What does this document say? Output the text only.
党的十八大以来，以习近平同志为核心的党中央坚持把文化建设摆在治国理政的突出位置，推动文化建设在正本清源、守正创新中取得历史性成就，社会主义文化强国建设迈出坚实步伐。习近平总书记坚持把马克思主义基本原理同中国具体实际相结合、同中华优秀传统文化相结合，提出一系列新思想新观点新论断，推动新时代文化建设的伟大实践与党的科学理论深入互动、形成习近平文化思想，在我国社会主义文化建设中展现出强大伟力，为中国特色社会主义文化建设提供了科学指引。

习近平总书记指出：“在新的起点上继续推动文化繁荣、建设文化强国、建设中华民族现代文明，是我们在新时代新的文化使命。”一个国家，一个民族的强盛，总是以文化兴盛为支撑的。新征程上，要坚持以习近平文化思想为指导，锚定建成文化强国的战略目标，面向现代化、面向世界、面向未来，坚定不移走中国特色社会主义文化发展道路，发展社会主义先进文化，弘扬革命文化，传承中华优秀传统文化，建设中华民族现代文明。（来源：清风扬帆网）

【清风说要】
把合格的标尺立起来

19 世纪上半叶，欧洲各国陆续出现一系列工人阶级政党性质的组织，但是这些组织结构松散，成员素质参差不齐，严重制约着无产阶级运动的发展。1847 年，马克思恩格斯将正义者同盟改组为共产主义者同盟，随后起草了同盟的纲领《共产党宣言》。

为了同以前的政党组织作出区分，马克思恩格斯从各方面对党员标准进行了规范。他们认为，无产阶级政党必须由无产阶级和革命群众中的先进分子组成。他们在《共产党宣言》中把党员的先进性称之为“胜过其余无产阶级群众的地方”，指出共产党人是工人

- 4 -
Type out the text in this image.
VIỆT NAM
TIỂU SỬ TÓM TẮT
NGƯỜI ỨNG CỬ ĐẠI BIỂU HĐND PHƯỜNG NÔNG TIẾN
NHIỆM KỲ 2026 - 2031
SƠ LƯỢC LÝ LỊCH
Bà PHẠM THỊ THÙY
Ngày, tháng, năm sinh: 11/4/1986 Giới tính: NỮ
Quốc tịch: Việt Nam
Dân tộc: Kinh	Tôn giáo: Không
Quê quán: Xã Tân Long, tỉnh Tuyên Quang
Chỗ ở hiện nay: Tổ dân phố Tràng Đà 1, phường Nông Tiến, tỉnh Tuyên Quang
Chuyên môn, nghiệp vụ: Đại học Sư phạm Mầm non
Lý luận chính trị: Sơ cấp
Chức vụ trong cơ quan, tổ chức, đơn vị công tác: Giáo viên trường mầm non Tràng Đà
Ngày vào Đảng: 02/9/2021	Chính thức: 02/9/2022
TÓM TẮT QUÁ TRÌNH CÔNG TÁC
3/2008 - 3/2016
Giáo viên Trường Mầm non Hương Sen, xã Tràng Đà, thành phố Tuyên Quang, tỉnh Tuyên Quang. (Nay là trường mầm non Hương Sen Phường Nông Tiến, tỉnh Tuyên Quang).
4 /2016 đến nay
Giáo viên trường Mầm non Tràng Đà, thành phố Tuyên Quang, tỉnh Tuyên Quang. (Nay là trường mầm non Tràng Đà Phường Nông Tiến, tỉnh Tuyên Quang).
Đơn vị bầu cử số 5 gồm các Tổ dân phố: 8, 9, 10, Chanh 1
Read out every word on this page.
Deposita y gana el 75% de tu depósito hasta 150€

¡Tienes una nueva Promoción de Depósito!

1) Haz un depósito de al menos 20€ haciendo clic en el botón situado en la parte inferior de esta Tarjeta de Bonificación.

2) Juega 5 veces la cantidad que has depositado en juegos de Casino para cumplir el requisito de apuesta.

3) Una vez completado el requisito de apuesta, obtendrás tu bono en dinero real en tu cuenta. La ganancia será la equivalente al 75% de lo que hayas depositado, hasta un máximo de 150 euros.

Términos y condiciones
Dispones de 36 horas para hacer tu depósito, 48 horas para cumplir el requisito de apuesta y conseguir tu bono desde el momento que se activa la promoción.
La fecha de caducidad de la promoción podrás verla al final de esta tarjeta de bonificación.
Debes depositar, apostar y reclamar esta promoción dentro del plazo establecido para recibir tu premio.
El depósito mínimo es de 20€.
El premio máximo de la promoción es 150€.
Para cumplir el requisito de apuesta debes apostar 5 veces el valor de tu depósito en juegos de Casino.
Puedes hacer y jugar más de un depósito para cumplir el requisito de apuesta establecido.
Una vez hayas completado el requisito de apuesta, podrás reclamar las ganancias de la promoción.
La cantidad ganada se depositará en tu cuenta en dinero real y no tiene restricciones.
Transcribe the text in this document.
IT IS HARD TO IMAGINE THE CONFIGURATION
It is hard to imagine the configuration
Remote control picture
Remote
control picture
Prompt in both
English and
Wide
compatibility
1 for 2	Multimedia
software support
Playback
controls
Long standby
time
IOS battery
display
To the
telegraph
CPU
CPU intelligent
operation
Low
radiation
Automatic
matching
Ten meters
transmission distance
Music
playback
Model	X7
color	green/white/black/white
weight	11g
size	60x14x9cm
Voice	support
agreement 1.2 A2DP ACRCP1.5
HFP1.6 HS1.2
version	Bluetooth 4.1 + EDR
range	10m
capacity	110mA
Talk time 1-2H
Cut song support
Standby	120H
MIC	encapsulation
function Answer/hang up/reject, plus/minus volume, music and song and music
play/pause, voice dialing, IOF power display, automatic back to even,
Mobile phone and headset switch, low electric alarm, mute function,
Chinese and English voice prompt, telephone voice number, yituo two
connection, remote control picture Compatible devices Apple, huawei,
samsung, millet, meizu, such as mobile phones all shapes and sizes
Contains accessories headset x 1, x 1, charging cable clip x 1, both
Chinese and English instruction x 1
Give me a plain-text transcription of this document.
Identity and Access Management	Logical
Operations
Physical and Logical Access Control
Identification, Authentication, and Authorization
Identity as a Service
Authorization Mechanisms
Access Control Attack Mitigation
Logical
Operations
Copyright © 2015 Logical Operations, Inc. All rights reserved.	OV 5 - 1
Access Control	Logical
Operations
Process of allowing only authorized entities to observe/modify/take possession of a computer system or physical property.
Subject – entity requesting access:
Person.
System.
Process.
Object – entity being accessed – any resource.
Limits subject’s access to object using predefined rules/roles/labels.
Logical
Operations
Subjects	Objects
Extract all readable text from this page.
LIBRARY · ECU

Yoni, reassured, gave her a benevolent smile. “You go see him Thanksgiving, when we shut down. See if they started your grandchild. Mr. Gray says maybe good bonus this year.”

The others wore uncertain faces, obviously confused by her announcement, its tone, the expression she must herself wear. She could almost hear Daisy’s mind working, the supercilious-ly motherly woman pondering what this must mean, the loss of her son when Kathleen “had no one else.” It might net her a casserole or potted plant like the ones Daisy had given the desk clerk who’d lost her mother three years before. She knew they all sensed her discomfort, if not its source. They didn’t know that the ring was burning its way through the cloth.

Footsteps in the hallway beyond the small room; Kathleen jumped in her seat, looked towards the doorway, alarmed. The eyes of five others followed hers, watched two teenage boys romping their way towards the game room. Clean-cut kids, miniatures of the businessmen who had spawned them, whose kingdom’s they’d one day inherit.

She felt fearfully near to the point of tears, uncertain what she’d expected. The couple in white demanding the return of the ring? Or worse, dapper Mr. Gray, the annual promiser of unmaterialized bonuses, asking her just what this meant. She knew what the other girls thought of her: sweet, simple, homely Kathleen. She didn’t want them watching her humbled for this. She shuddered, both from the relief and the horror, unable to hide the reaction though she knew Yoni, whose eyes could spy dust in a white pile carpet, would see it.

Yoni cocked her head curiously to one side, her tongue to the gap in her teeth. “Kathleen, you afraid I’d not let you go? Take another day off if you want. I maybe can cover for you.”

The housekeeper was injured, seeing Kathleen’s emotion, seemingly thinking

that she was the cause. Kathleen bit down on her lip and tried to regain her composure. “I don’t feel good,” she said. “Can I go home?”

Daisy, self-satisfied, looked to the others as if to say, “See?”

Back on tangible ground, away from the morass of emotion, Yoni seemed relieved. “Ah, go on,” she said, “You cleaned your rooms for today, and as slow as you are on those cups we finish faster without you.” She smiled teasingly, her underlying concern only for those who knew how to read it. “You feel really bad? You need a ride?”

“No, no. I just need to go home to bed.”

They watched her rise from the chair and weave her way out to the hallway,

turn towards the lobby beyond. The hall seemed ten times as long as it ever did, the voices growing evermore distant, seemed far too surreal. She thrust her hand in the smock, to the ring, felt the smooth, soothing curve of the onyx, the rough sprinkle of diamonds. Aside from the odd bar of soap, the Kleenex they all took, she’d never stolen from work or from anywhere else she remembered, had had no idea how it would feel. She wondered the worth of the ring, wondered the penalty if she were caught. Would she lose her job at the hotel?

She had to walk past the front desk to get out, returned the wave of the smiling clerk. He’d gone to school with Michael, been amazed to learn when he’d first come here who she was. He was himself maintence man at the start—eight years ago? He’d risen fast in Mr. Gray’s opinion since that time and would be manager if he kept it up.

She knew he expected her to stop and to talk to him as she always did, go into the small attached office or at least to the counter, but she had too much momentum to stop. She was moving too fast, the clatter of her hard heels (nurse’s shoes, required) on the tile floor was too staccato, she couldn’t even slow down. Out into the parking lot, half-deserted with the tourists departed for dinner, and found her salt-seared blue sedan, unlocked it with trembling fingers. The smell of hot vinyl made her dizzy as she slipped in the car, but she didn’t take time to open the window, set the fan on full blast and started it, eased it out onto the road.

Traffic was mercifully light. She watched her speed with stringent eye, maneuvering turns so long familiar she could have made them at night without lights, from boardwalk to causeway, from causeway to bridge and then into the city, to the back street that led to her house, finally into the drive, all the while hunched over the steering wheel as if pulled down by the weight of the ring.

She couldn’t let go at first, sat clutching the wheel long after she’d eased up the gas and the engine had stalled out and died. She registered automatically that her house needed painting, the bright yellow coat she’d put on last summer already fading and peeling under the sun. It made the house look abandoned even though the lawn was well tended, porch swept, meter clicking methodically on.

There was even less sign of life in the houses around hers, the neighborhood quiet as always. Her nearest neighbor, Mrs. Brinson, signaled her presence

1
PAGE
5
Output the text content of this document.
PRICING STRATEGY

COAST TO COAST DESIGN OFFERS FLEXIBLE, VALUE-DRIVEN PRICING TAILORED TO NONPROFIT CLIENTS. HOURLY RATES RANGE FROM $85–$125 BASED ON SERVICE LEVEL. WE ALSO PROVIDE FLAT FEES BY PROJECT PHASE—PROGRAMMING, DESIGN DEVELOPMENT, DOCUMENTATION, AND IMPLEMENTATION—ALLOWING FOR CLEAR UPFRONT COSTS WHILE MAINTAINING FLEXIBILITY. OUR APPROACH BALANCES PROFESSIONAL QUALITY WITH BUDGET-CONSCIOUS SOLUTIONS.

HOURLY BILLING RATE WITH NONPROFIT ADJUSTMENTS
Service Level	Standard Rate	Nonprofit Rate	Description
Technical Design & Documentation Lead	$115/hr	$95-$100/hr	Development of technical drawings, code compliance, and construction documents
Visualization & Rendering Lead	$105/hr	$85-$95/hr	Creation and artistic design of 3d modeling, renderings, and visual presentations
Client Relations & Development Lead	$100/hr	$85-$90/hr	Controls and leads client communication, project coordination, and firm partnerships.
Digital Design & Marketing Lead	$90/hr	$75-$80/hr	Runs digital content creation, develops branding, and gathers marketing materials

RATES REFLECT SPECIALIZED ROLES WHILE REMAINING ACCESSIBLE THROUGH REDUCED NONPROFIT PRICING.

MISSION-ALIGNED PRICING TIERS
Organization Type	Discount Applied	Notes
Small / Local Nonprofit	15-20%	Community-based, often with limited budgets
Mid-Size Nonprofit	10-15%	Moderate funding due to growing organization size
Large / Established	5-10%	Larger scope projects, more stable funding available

_ _ _ _ _

◆ Set task ◆
From the data above, copy each line that holds "Tràng".

◆ Solution ◆
Chỗ ở hiện nay: Tổ dân phố Tràng Đà 1, phường Nông Tiến, tỉnh Tuyên Quang
Chức vụ trong cơ quan, tổ chức, đơn vị công tác: Giáo viên trường mầm non Tràng Đà
Giáo viên Trường Mầm non Hương Sen, xã Tràng Đà, thành phố Tuyên Quang, tỉnh Tuyên Quang. (Nay là trường mầm non Hương Sen Phường Nông Tiến, tỉnh Tuyên Quang).
Giáo viên trường Mầm non Tràng Đà, thành phố Tuyên Quang, tỉnh Tuyên Quang. (Nay là trường mầm non Tràng Đà Phường Nông Tiến, tỉnh Tuyên Quang).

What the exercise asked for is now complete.